How many integers from $1, \dots, 500$ can be written in the form $\frac{x^2}{y} +\frac{y^2}{z} + \frac{z^2}{x}$, where $x,y,z \in \mathbb{N}$ with $\gcd(x,y,z) = 1$.
I started by saying that if $\gcd(x,y,z) = 1$, then if we let $\gcd(x,y) = a$, we see by Bezout's Lemma that there are integers $c,d$ such that $cx + dy = a$. Then, since $\gcd(x,y,z) = \gcd(a,z) = 1$, we see by Bezout's Lemma that there are integers $s,t$ such that $sa + tz = 1$. This, $scx + sdy + tz = 1$. But from here, I have no clue how to continue.
I've been told that the answer is 3, 65 and 386. If any of you could provide some guidance, it would be much appreciated.

+ + + + + + +

» Work required: Translate this sentence from the number theory post above into Spanish: "If any of you could provide some guidance, it would be much appreciated."

+ + + + + + +

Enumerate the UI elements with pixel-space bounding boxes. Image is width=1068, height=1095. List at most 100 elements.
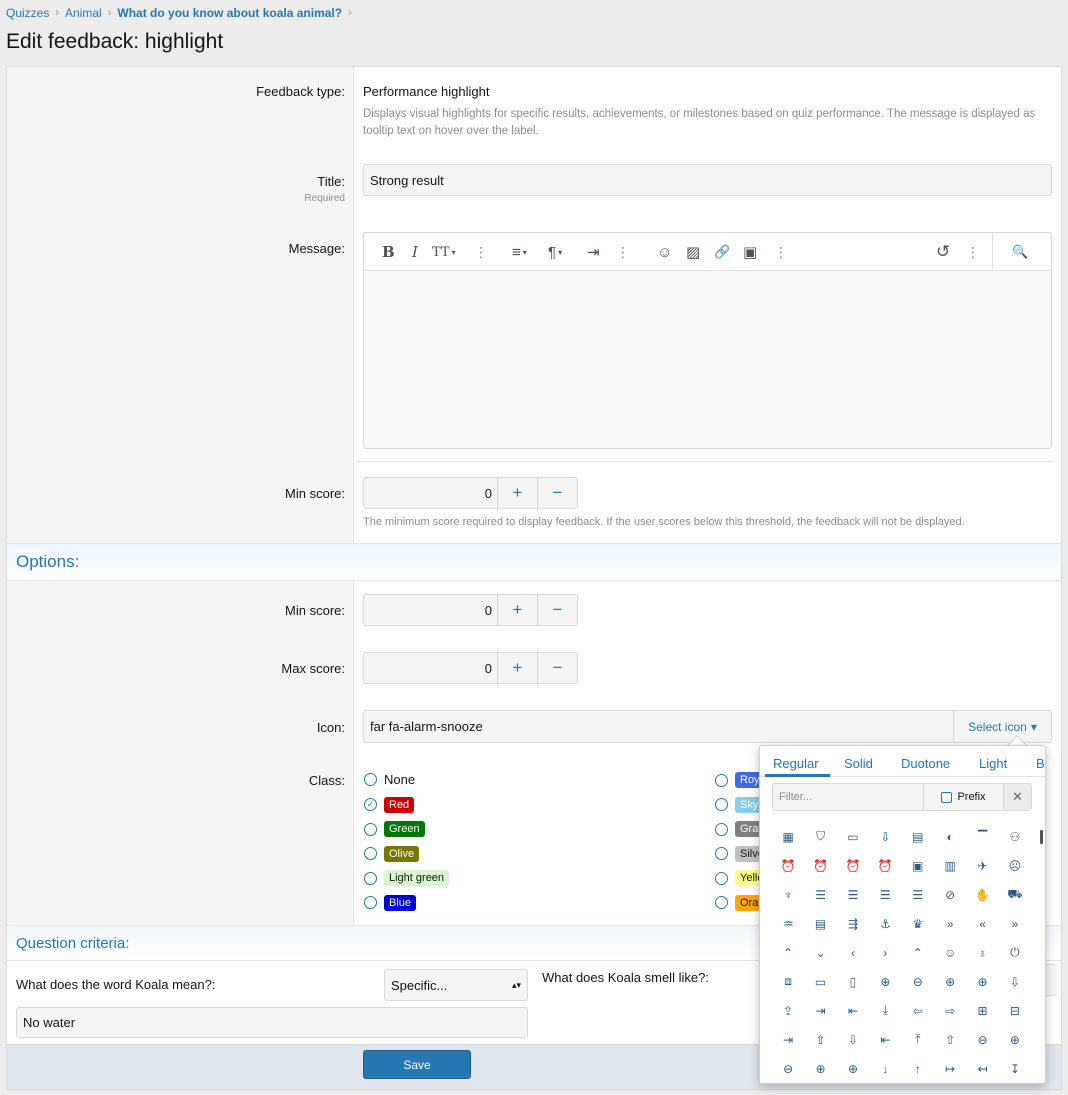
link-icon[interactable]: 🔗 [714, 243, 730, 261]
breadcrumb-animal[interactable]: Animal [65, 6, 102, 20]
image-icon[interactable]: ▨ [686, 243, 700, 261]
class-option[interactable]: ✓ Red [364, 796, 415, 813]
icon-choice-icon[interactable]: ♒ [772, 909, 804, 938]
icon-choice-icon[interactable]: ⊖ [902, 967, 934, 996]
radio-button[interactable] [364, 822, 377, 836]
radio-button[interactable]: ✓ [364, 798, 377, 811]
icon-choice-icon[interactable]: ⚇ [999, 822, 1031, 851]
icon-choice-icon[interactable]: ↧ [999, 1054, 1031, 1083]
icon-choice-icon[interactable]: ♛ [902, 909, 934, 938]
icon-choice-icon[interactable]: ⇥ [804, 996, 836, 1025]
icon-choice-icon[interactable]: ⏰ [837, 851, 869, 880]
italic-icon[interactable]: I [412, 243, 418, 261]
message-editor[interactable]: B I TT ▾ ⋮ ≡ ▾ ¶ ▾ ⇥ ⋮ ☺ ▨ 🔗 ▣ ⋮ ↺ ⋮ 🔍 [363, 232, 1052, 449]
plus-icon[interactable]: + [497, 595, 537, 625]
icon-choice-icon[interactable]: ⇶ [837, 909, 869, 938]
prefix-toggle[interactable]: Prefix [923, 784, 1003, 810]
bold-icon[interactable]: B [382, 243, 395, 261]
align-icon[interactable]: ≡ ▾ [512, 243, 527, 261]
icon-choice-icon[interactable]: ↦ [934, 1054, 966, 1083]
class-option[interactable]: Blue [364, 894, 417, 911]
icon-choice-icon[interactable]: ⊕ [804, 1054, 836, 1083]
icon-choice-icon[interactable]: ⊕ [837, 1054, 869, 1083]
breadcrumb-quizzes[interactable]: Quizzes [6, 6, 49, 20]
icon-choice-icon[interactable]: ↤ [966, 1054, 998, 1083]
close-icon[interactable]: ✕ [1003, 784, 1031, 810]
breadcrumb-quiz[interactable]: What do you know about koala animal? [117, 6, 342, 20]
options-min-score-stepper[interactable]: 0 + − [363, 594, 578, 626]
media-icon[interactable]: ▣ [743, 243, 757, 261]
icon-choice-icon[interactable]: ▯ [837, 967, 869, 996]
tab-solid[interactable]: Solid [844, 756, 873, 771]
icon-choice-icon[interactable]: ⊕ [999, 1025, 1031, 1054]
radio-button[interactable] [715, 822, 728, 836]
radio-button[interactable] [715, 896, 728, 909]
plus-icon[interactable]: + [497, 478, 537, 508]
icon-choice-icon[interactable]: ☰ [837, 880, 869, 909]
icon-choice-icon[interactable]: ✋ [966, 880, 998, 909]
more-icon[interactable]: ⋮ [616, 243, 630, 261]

+ + + + + + +

» Exercise output: Si alguno de ustedes pudiera darme alguna orientación, se lo agradecería mucho.